Collected data:
++++++++
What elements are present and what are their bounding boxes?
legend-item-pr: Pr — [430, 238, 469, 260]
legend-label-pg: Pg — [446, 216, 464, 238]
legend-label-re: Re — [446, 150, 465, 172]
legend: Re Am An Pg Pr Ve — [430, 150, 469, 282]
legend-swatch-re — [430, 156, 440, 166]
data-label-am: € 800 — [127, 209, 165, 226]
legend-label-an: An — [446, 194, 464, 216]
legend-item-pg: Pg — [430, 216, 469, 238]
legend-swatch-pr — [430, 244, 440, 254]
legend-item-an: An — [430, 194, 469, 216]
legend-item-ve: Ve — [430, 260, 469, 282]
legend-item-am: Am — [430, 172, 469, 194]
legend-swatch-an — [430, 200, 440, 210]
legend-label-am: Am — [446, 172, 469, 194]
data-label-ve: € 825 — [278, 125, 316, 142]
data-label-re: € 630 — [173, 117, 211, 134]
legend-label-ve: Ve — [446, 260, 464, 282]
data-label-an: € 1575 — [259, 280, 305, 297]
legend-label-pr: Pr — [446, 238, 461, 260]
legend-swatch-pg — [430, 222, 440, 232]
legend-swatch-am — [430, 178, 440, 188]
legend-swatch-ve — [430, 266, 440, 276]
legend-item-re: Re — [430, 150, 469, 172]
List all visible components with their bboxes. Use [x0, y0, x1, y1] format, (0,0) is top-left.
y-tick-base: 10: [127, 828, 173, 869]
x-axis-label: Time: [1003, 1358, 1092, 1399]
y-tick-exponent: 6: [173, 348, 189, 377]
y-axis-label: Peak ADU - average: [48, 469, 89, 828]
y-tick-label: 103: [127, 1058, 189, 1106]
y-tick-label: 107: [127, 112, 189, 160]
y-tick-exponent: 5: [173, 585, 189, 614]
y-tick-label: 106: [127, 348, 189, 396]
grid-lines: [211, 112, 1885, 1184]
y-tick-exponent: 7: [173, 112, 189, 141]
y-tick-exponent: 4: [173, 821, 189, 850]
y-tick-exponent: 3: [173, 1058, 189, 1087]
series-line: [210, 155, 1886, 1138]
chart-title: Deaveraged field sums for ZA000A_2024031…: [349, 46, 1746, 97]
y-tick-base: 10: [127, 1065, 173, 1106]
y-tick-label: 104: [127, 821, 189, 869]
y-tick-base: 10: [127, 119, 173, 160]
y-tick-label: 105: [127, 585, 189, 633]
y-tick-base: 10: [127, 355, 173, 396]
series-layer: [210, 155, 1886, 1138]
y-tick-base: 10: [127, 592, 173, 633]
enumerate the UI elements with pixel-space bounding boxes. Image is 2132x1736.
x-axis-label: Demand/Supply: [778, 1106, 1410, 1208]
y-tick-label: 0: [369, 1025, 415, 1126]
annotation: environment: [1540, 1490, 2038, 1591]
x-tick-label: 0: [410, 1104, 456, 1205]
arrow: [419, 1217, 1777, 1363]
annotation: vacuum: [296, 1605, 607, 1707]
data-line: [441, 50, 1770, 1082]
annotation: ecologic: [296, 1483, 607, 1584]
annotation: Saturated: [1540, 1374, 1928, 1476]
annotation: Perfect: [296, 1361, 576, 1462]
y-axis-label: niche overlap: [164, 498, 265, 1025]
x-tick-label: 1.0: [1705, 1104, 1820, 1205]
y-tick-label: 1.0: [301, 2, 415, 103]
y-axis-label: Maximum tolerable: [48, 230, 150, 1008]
++++++++
#### [Requirement]
Reproduce every entry above word for word, keeping each line in its original order.

#### [Task answer]
What elements are present and what are their bounding boxes?
legend-item-pr: Pr — [430, 238, 469, 260]
legend-label-pg: Pg — [446, 216, 464, 238]
legend-label-re: Re — [446, 150, 465, 172]
legend: Re Am An Pg Pr Ve — [430, 150, 469, 282]
legend-swatch-re — [430, 156, 440, 166]
data-label-am: € 800 — [127, 209, 165, 226]
legend-label-an: An — [446, 194, 464, 216]
legend-item-pg: Pg — [430, 216, 469, 238]
legend-swatch-pr — [430, 244, 440, 254]
legend-item-an: An — [430, 194, 469, 216]
legend-item-ve: Ve — [430, 260, 469, 282]
legend-item-am: Am — [430, 172, 469, 194]
legend-swatch-an — [430, 200, 440, 210]
legend-label-am: Am — [446, 172, 469, 194]
data-label-ve: € 825 — [278, 125, 316, 142]
data-label-re: € 630 — [173, 117, 211, 134]
legend-label-ve: Ve — [446, 260, 464, 282]
data-label-an: € 1575 — [259, 280, 305, 297]
legend-label-pr: Pr — [446, 238, 461, 260]
legend-swatch-pg — [430, 222, 440, 232]
legend-swatch-am — [430, 178, 440, 188]
legend-swatch-ve — [430, 266, 440, 276]
legend-item-re: Re — [430, 150, 469, 172]
List all visible components with their bboxes. Use [x0, y0, x1, y1] format, (0,0) is top-left.
y-tick-base: 10: [127, 828, 173, 869]
x-axis-label: Time: [1003, 1358, 1092, 1399]
y-tick-exponent: 6: [173, 348, 189, 377]
y-axis-label: Peak ADU - average: [48, 469, 89, 828]
y-tick-label: 103: [127, 1058, 189, 1106]
y-tick-label: 107: [127, 112, 189, 160]
y-tick-exponent: 5: [173, 585, 189, 614]
y-tick-label: 106: [127, 348, 189, 396]
grid-lines: [211, 112, 1885, 1184]
y-tick-exponent: 7: [173, 112, 189, 141]
y-tick-exponent: 4: [173, 821, 189, 850]
y-tick-exponent: 3: [173, 1058, 189, 1087]
series-line: [210, 155, 1886, 1138]
chart-title: Deaveraged field sums for ZA000A_2024031…: [349, 46, 1746, 97]
y-tick-base: 10: [127, 1065, 173, 1106]
y-tick-label: 104: [127, 821, 189, 869]
y-tick-base: 10: [127, 119, 173, 160]
y-tick-label: 105: [127, 585, 189, 633]
y-tick-base: 10: [127, 355, 173, 396]
series-layer: [210, 155, 1886, 1138]
y-tick-base: 10: [127, 592, 173, 633]
enumerate the UI elements with pixel-space bounding boxes. Image is 2132x1736.
x-axis-label: Demand/Supply: [778, 1106, 1410, 1208]
y-tick-label: 0: [369, 1025, 415, 1126]
annotation: environment: [1540, 1490, 2038, 1591]
x-tick-label: 0: [410, 1104, 456, 1205]
arrow: [419, 1217, 1777, 1363]
annotation: vacuum: [296, 1605, 607, 1707]
data-line: [441, 50, 1770, 1082]
annotation: ecologic: [296, 1483, 607, 1584]
annotation: Saturated: [1540, 1374, 1928, 1476]
annotation: Perfect: [296, 1361, 576, 1462]
y-axis-label: niche overlap: [164, 498, 265, 1025]
x-tick-label: 1.0: [1705, 1104, 1820, 1205]
y-tick-label: 1.0: [301, 2, 415, 103]
y-axis-label: Maximum tolerable: [48, 230, 150, 1008]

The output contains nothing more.